GOAL OF THE EXERCISE:
Look through the listing below and report how many lines contain "this", as a bare number.

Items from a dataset
=======

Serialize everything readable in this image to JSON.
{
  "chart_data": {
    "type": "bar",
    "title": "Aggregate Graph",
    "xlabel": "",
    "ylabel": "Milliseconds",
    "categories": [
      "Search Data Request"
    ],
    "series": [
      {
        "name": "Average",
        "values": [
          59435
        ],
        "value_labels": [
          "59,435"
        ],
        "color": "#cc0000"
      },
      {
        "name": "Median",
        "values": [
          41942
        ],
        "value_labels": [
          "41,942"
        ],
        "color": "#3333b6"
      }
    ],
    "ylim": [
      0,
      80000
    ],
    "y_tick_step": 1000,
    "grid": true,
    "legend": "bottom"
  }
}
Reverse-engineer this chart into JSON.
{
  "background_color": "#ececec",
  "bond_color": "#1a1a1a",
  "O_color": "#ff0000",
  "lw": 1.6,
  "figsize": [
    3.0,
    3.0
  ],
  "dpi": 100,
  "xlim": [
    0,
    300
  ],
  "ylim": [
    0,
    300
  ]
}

=======

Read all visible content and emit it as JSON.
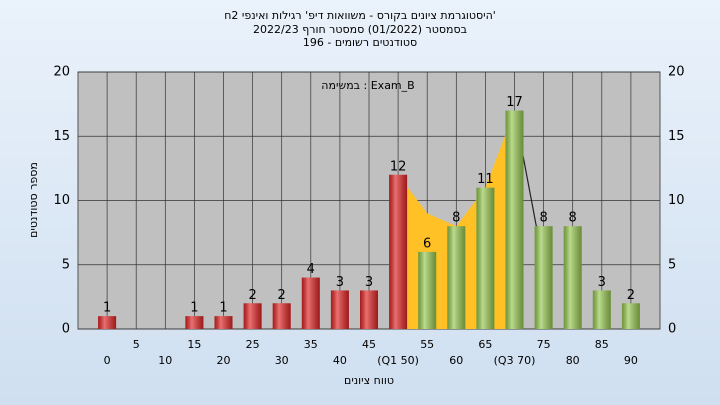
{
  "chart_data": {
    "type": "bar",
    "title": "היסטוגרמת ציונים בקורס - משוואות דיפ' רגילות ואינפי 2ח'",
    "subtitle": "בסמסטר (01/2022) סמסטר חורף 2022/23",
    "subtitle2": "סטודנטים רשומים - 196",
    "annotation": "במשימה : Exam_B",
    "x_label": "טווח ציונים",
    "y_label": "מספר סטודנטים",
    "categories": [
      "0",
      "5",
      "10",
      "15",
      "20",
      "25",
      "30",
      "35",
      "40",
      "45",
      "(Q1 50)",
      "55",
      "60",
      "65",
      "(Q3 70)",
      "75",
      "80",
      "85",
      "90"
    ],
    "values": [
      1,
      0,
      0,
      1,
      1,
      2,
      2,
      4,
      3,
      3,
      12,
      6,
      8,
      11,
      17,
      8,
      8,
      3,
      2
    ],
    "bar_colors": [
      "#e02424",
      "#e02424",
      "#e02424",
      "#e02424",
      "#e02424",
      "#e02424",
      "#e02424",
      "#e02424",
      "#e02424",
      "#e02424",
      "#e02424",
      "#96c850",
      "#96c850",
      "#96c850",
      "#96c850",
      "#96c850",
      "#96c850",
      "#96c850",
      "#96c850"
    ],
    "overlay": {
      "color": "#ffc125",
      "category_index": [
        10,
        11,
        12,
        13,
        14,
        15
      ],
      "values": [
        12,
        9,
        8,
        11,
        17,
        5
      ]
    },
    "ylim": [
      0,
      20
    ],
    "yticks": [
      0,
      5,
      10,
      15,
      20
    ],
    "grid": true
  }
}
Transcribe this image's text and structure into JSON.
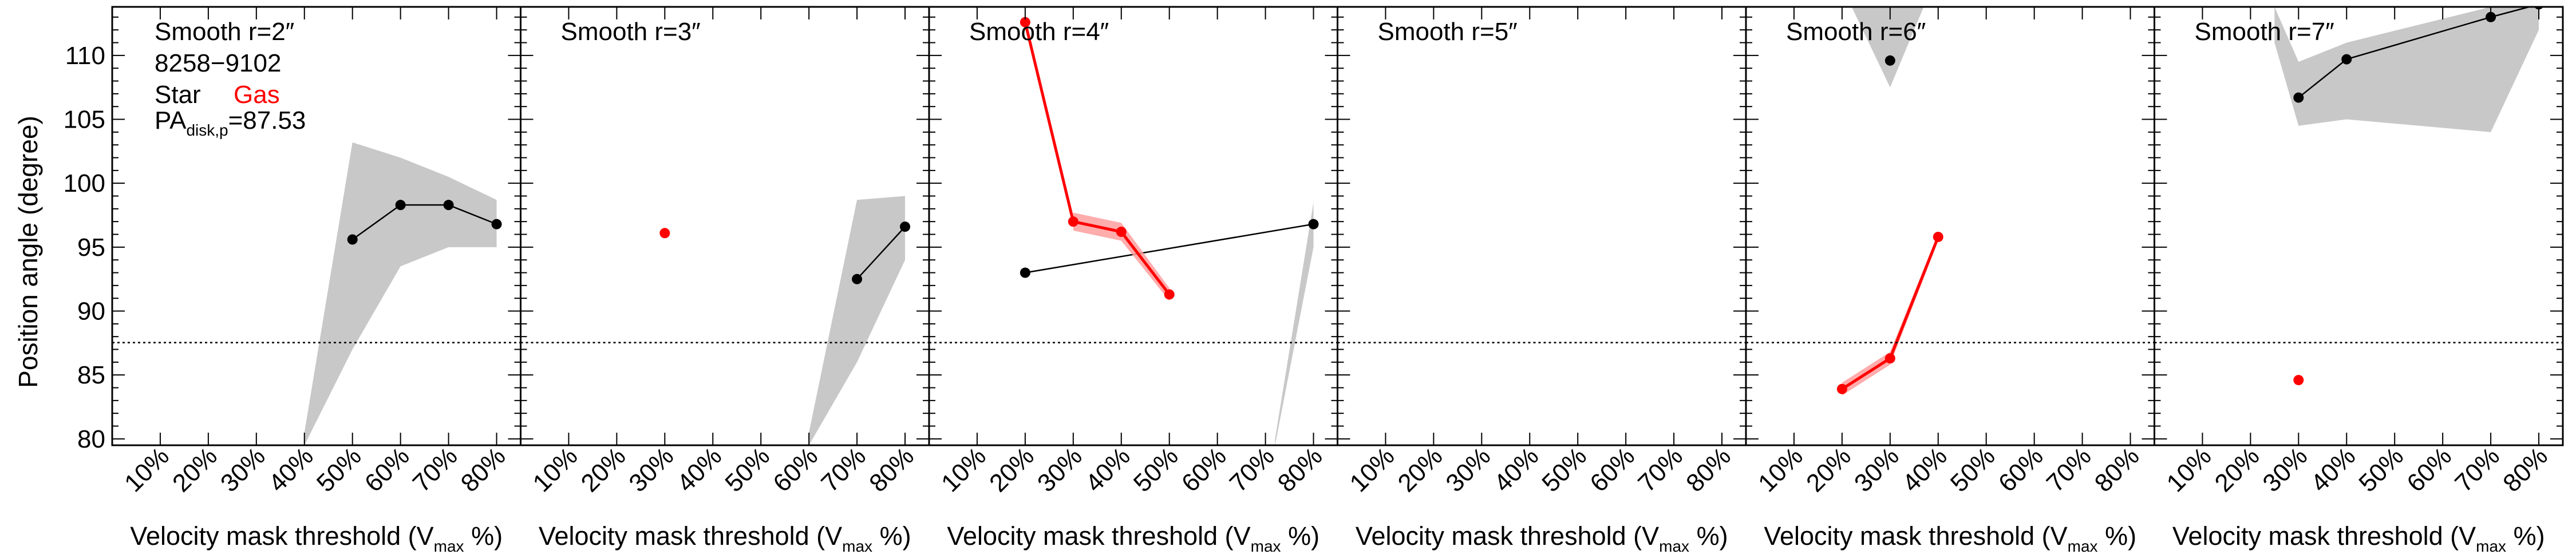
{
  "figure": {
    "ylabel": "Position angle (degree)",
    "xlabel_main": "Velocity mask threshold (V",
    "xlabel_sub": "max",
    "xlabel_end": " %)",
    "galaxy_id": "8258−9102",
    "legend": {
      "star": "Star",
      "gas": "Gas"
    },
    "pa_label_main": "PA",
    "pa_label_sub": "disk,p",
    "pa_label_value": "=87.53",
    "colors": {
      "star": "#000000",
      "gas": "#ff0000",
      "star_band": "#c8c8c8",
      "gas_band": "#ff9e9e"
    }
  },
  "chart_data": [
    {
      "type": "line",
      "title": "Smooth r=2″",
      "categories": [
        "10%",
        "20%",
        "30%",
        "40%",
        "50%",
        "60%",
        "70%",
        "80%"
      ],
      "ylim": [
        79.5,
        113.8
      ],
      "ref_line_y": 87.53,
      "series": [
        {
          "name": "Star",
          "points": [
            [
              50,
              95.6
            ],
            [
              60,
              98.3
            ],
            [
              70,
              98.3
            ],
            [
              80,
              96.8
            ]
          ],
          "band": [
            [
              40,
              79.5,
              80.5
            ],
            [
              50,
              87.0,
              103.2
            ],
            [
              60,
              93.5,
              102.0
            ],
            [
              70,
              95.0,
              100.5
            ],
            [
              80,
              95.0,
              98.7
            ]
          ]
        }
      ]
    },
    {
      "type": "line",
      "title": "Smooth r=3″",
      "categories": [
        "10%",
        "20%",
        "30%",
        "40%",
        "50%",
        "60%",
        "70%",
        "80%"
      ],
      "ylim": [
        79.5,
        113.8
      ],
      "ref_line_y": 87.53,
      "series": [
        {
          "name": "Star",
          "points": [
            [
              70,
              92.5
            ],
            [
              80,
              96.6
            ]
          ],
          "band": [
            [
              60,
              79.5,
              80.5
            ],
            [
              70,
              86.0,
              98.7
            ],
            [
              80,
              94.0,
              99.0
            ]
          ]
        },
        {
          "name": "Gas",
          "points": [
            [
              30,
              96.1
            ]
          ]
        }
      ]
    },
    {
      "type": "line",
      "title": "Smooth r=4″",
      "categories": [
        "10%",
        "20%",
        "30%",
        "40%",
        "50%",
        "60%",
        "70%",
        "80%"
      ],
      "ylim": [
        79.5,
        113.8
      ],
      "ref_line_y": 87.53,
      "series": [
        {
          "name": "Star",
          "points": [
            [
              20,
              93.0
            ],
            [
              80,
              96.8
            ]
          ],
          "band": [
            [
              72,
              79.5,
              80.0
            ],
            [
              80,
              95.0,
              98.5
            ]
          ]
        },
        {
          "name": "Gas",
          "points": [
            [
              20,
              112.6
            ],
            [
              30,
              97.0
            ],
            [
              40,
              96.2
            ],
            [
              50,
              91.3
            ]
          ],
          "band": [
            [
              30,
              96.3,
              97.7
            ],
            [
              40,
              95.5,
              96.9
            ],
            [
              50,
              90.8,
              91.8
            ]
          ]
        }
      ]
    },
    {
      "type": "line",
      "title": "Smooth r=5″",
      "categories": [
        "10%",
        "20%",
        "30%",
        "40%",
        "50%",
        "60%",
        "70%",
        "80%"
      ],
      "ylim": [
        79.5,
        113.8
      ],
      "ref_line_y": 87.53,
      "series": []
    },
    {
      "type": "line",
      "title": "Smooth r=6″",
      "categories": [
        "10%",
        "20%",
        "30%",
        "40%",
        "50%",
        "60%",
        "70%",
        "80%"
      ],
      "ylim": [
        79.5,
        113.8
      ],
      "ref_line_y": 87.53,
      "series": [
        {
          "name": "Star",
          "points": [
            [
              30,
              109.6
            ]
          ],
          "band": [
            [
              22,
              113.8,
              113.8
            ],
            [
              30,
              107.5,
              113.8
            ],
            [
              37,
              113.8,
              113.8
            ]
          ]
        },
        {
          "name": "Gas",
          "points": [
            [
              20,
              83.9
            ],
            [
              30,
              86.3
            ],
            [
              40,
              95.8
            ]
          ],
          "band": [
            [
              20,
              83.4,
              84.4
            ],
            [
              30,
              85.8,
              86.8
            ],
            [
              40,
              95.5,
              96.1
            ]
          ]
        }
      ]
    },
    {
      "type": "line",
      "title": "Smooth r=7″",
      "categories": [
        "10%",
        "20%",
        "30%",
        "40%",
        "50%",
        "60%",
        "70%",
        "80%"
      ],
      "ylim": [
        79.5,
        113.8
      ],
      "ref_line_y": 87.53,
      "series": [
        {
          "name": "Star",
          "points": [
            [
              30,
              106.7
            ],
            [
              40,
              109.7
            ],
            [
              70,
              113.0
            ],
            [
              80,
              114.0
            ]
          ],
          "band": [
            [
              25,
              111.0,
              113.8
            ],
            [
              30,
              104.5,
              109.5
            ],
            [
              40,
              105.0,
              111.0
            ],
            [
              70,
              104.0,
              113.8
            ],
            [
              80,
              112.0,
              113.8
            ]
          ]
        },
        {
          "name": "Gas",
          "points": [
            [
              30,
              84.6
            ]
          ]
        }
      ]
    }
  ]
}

=======

PROBLEM SOLUTION:
3